Problem to work on:
Report only the number of lines holding "Argento".

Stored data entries
● ● ● ● ●

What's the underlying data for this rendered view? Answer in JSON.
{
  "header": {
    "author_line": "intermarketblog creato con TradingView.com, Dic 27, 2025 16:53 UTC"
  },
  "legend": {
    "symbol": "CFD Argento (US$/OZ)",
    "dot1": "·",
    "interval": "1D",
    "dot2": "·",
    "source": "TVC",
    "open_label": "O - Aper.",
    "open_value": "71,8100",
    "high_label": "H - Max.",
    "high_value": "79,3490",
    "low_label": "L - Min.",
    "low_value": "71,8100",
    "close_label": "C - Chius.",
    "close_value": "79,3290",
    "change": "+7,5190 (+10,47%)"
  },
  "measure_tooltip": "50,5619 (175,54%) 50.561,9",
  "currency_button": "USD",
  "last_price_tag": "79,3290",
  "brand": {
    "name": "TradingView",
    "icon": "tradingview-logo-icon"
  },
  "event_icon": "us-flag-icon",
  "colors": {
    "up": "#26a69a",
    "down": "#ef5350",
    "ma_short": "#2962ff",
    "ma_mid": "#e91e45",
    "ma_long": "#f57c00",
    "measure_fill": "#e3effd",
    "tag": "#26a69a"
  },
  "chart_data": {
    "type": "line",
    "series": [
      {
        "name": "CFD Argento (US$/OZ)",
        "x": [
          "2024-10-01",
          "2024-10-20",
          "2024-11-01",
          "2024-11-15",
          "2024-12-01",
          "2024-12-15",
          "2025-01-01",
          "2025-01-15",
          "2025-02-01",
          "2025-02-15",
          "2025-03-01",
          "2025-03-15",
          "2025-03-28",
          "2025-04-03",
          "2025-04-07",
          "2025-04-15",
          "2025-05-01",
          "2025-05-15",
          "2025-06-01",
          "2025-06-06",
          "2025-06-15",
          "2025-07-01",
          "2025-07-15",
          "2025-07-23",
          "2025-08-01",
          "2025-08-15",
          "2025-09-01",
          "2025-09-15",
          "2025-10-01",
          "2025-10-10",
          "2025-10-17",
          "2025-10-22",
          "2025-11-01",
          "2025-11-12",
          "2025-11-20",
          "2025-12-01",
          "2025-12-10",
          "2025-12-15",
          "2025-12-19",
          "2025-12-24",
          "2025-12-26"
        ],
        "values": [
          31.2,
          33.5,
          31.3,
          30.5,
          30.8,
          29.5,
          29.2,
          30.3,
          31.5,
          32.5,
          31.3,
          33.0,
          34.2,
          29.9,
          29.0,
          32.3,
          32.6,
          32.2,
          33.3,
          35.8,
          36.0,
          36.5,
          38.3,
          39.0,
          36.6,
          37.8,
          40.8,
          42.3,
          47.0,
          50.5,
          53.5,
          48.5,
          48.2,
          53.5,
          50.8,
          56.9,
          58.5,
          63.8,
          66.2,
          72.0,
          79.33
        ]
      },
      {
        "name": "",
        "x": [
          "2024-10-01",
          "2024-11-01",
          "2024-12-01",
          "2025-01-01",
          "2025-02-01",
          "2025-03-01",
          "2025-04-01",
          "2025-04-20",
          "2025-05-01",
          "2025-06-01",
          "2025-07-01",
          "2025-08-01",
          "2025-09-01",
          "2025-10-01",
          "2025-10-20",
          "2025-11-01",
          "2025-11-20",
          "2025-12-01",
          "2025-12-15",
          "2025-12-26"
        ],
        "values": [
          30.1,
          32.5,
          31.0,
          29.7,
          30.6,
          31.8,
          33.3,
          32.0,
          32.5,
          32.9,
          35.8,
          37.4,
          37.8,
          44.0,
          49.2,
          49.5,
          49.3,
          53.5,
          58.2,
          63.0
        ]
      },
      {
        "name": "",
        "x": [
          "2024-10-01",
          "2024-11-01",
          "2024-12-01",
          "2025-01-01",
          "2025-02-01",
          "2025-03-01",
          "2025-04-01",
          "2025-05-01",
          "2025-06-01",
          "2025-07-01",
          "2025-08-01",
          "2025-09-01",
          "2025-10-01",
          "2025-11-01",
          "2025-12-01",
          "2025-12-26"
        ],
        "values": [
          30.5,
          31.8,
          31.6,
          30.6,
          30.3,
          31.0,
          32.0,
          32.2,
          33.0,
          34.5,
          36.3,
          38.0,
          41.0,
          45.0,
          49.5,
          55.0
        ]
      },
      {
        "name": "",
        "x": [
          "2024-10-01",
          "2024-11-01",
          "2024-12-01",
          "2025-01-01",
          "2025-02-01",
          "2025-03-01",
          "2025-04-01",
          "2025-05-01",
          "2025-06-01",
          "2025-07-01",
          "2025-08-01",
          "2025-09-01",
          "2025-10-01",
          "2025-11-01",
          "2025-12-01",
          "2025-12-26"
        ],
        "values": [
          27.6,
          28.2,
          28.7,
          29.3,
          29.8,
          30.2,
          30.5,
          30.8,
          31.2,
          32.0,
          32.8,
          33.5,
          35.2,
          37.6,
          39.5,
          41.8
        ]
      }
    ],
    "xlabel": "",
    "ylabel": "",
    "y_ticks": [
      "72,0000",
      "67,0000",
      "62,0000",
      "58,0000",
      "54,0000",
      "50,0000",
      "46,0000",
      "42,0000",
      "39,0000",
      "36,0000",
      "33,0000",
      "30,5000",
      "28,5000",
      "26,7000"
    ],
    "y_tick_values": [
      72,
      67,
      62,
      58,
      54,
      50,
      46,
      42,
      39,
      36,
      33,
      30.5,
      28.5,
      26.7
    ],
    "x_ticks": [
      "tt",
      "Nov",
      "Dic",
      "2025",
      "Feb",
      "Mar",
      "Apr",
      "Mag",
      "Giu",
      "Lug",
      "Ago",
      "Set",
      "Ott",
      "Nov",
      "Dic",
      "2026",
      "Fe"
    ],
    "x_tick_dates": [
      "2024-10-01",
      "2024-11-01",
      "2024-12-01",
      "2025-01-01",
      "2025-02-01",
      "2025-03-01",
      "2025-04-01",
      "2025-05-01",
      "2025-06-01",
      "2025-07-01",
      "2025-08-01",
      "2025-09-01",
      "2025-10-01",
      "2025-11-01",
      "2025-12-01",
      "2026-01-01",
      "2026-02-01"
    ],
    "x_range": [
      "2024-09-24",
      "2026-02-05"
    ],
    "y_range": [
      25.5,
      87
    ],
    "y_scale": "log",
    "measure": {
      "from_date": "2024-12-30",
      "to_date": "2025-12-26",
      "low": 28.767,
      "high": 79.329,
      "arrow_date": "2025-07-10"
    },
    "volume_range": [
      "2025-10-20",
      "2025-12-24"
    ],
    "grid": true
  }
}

● ● ● ● ●

Result for this task:
2